____ ZAWARTOŚĆ ZBIORU DANYCH
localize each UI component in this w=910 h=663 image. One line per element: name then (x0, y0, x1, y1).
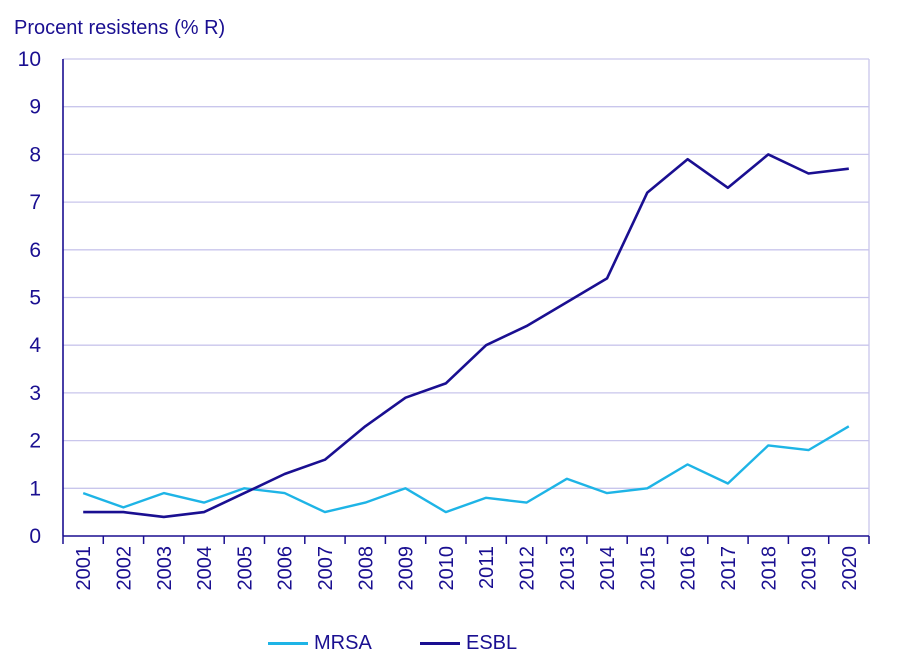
axes (62, 59, 870, 544)
x-tick-label-2013: 2013 (557, 546, 579, 591)
legend-item-mrsa: MRSA (268, 632, 372, 655)
legend-label-mrsa: MRSA (314, 632, 372, 654)
x-tick-label-2001: 2001 (73, 546, 95, 591)
y-tick-label-7: 7 (29, 191, 41, 214)
y-tick-label-5: 5 (29, 287, 41, 310)
x-tick-label-2016: 2016 (678, 546, 700, 591)
gridlines (63, 58, 870, 536)
x-tick-label-2003: 2003 (154, 546, 176, 591)
y-tick-label-1: 1 (29, 477, 41, 500)
x-tick-labels: 2001 2002 2003 2004 2005 2006 2007 2008 2009 2010… (73, 546, 861, 591)
y-axis-title: Procent resistens (% R) (14, 17, 226, 39)
x-tick-label-2019: 2019 (799, 546, 821, 591)
x-tick-label-2015: 2015 (637, 546, 659, 591)
x-tick-label-2020: 2020 (839, 546, 861, 591)
y-tick-labels: 0 1 2 3 4 5 6 7 8 9 10 (18, 48, 42, 548)
x-tick-label-2011: 2011 (476, 546, 498, 589)
legend-swatch-mrsa (268, 642, 308, 645)
x-tick-label-2005: 2005 (234, 546, 256, 591)
x-tick-label-2017: 2017 (718, 546, 740, 591)
series-lines (82, 153, 850, 519)
series-line-mrsa (82, 425, 850, 514)
x-tick-label-2007: 2007 (315, 546, 337, 591)
legend-label-esbl: ESBL (466, 632, 518, 654)
series-line-esbl (83, 153, 849, 519)
y-tick-label-9: 9 (29, 96, 41, 119)
legend-item-esbl: ESBL (420, 632, 517, 655)
x-tick-label-2010: 2010 (436, 546, 458, 591)
x-tick-label-2012: 2012 (516, 546, 538, 591)
y-tick-label-8: 8 (29, 143, 41, 166)
y-tick-label-6: 6 (29, 239, 41, 262)
legend: MRSA ESBL (0, 632, 910, 658)
x-tick-label-2008: 2008 (355, 546, 377, 591)
x-tick-label-2009: 2009 (396, 546, 418, 591)
x-tick-label-2002: 2002 (113, 546, 135, 591)
y-tick-label-3: 3 (29, 382, 41, 405)
y-tick-label-0: 0 (29, 525, 41, 548)
x-tick-label-2004: 2004 (194, 546, 216, 591)
y-tick-label-4: 4 (29, 334, 41, 357)
x-tick-label-2014: 2014 (597, 546, 619, 591)
y-tick-label-2: 2 (29, 430, 41, 453)
y-tick-label-10: 10 (18, 48, 41, 71)
x-tick-label-2006: 2006 (275, 546, 297, 591)
legend-swatch-esbl (420, 642, 460, 645)
x-tick-label-2018: 2018 (758, 546, 780, 591)
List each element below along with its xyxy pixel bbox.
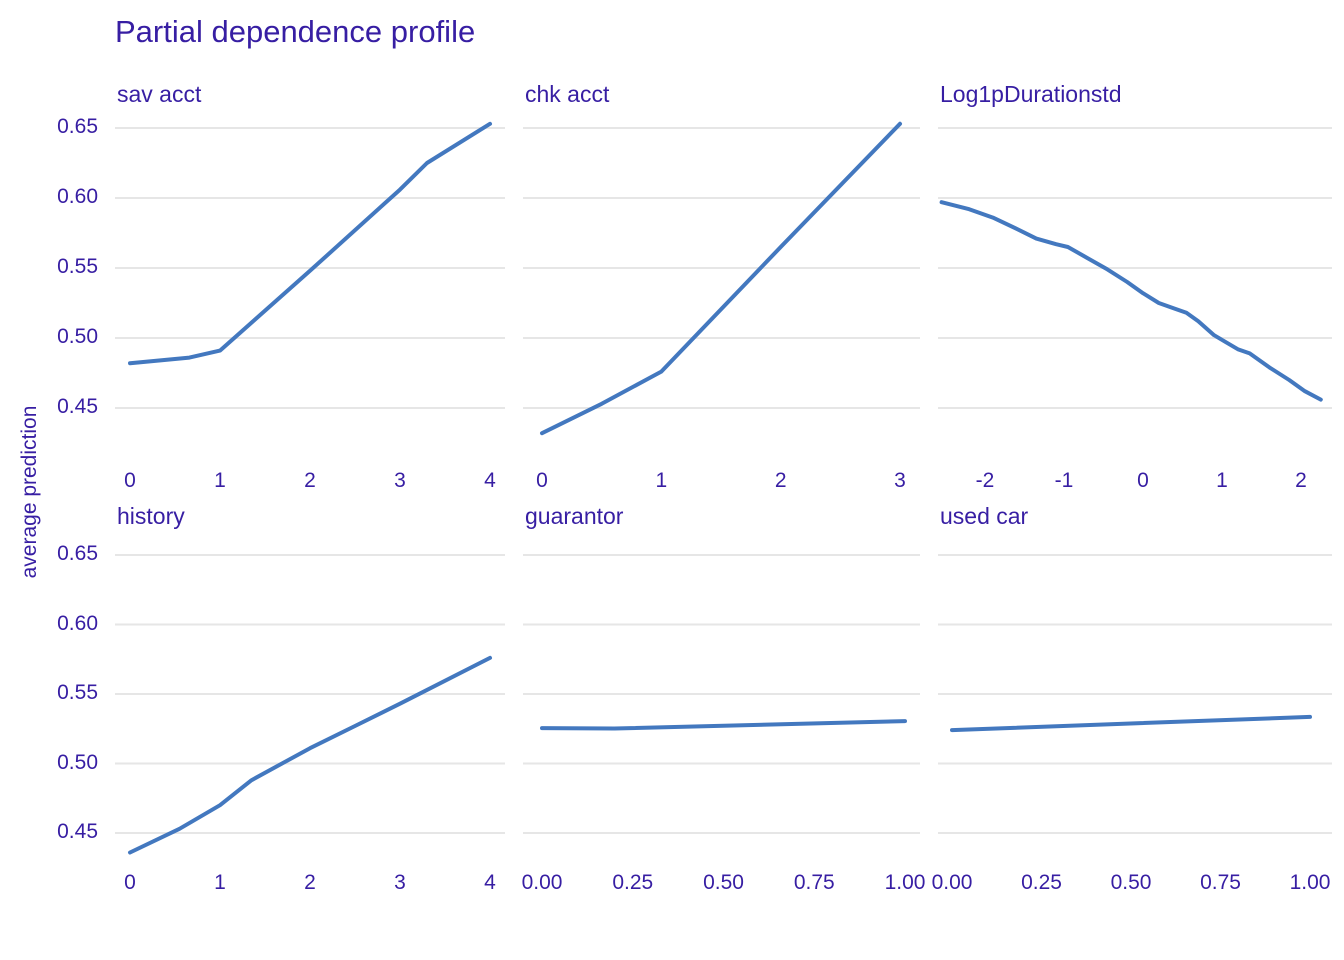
x-tick-label: 0.25	[1021, 871, 1062, 894]
y-tick-label: 0.55	[57, 681, 98, 704]
x-tick-label: 0.75	[793, 871, 835, 894]
x-tick-label: 2	[304, 871, 316, 894]
x-tick-label: 1.00	[884, 871, 926, 894]
plot-area-chk-acct	[523, 121, 920, 436]
plot-area-guarantor	[523, 554, 920, 834]
pdp-line	[540, 121, 902, 436]
x-tick-label: 1	[214, 871, 226, 894]
chart-title: Partial dependence profile	[115, 14, 476, 49]
y-tick-label: 0.50	[57, 325, 98, 348]
facet-label-sav-acct: sav acct	[117, 81, 202, 107]
x-tick-label: 0	[124, 469, 136, 492]
pdp-line	[540, 719, 907, 731]
plot-area-sav-acct	[115, 121, 505, 409]
y-axis-ticks-row2: 0.65 0.60 0.55 0.50 0.45	[0, 0, 110, 960]
y-tick-label: 0.45	[57, 820, 98, 843]
x-tick-label: 0.75	[1200, 871, 1241, 894]
x-tick-label: 4	[484, 871, 496, 894]
x-tick-label: 4	[484, 469, 496, 492]
x-tick-label: 0	[124, 871, 136, 894]
y-tick-label: 0.50	[57, 750, 98, 774]
y-tick-label: 0.60	[57, 611, 98, 635]
y-tick-label: 0.45	[57, 395, 98, 418]
x-tick-label: 2	[774, 469, 787, 492]
x-tick-label: 1	[1216, 469, 1228, 492]
x-tick-label: 0.50	[703, 871, 744, 894]
pdp-line	[128, 121, 492, 366]
x-tick-label: 0.00	[521, 871, 563, 894]
plot-area-log1pdurationstd	[938, 127, 1332, 409]
x-tick-label: 1	[655, 469, 668, 492]
y-tick-label: 0.60	[57, 185, 98, 208]
x-tick-label: 2	[304, 469, 316, 492]
plot-area-history	[115, 554, 505, 855]
panel-guarantor: guarantor 0.00 0.25 0.50 0.75 1.00	[522, 503, 926, 894]
y-axis-ticks-row1: 0.65 0.60 0.55 0.50 0.45	[0, 0, 110, 960]
facet-label-guarantor: guarantor	[525, 503, 624, 529]
x-axis-ticks-used-car: 0.00 0.25 0.50 0.75 1.00	[932, 862, 1332, 900]
facet-label-chk-acct: chk acct	[525, 81, 610, 107]
x-tick-label: 0.00	[931, 871, 973, 894]
x-axis-ticks-sav-acct: 0 1 2 3 4	[115, 460, 505, 498]
pdp-line	[128, 655, 492, 855]
x-axis-ticks-log1pdurationstd: -2 -1 0 1 2	[938, 460, 1332, 498]
x-axis-ticks-history: 0 1 2 3 4	[115, 862, 505, 900]
x-tick-label: 0.50	[1110, 871, 1152, 894]
x-axis-ticks-guarantor: 0.00 0.25 0.50 0.75 1.00	[521, 862, 926, 900]
facet-label-history: history	[117, 503, 185, 529]
y-tick-label: 0.55	[57, 255, 98, 278]
y-axis-label: average prediction	[18, 405, 41, 579]
x-tick-label: -1	[1054, 469, 1074, 492]
x-tick-label: 0	[536, 469, 548, 492]
plot-area-used-car	[938, 554, 1332, 834]
pdp-line	[950, 714, 1312, 733]
panel-used-car: used car 0.00 0.25 0.50 0.75 1.00	[932, 503, 1332, 894]
panel-chk-acct: chk acct 0 1 2 3	[523, 81, 920, 492]
x-tick-label: 3	[394, 469, 406, 492]
x-tick-label: -2	[975, 469, 995, 492]
panel-log1pdurationstd: Log1pDurationstd -2 -1 0 1 2	[938, 81, 1332, 492]
y-tick-label: 0.65	[57, 115, 98, 138]
panel-history: history 0 1 2 3 4	[115, 503, 505, 894]
panel-sav-acct: sav acct 0 1 2 3 4	[115, 81, 505, 492]
x-tick-label: 3	[894, 469, 906, 492]
x-tick-label: 2	[1295, 469, 1307, 492]
pdp-line	[939, 200, 1323, 402]
x-tick-label: 3	[394, 871, 406, 894]
facet-label-log1pdurationstd: Log1pDurationstd	[940, 81, 1122, 107]
x-axis-ticks-chk-acct: 0 1 2 3	[523, 460, 920, 498]
x-tick-label: 0.25	[612, 871, 654, 894]
facet-label-used-car: used car	[940, 503, 1029, 529]
x-tick-label: 0	[1137, 469, 1149, 492]
x-tick-label: 1.00	[1289, 871, 1331, 894]
x-tick-label: 1	[214, 469, 226, 492]
y-tick-label: 0.65	[57, 542, 98, 565]
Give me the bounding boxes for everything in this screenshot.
________
TREŚĆ ZADANIA: Wyodrębnij z powyższych wpisów wiersze bez żadnych zmian. Zacznij od wiersza zawierającego „871, 1062, 894]” i zakończ po wierszu zawierającym „871, 1241, 894]”.

PEŁNA ODPOWIEDŹ:
x-tick-label: 0.25	[1021, 871, 1062, 894]
y-tick-label: 0.55	[57, 681, 98, 704]
x-tick-label: 0.75	[793, 871, 835, 894]
x-tick-label: 2	[304, 871, 316, 894]
x-tick-label: 1.00	[884, 871, 926, 894]
plot-area-chk-acct	[523, 121, 920, 436]
plot-area-guarantor	[523, 554, 920, 834]
pdp-line	[540, 121, 902, 436]
x-tick-label: 1	[214, 871, 226, 894]
chart-title: Partial dependence profile	[115, 14, 476, 49]
y-tick-label: 0.50	[57, 325, 98, 348]
facet-label-sav-acct: sav acct	[117, 81, 202, 107]
x-tick-label: 0	[124, 469, 136, 492]
pdp-line	[540, 719, 907, 731]
plot-area-sav-acct	[115, 121, 505, 409]
y-axis-ticks-row2: 0.65 0.60 0.55 0.50 0.45	[0, 0, 110, 960]
y-tick-label: 0.45	[57, 820, 98, 843]
x-tick-label: 0.75	[1200, 871, 1241, 894]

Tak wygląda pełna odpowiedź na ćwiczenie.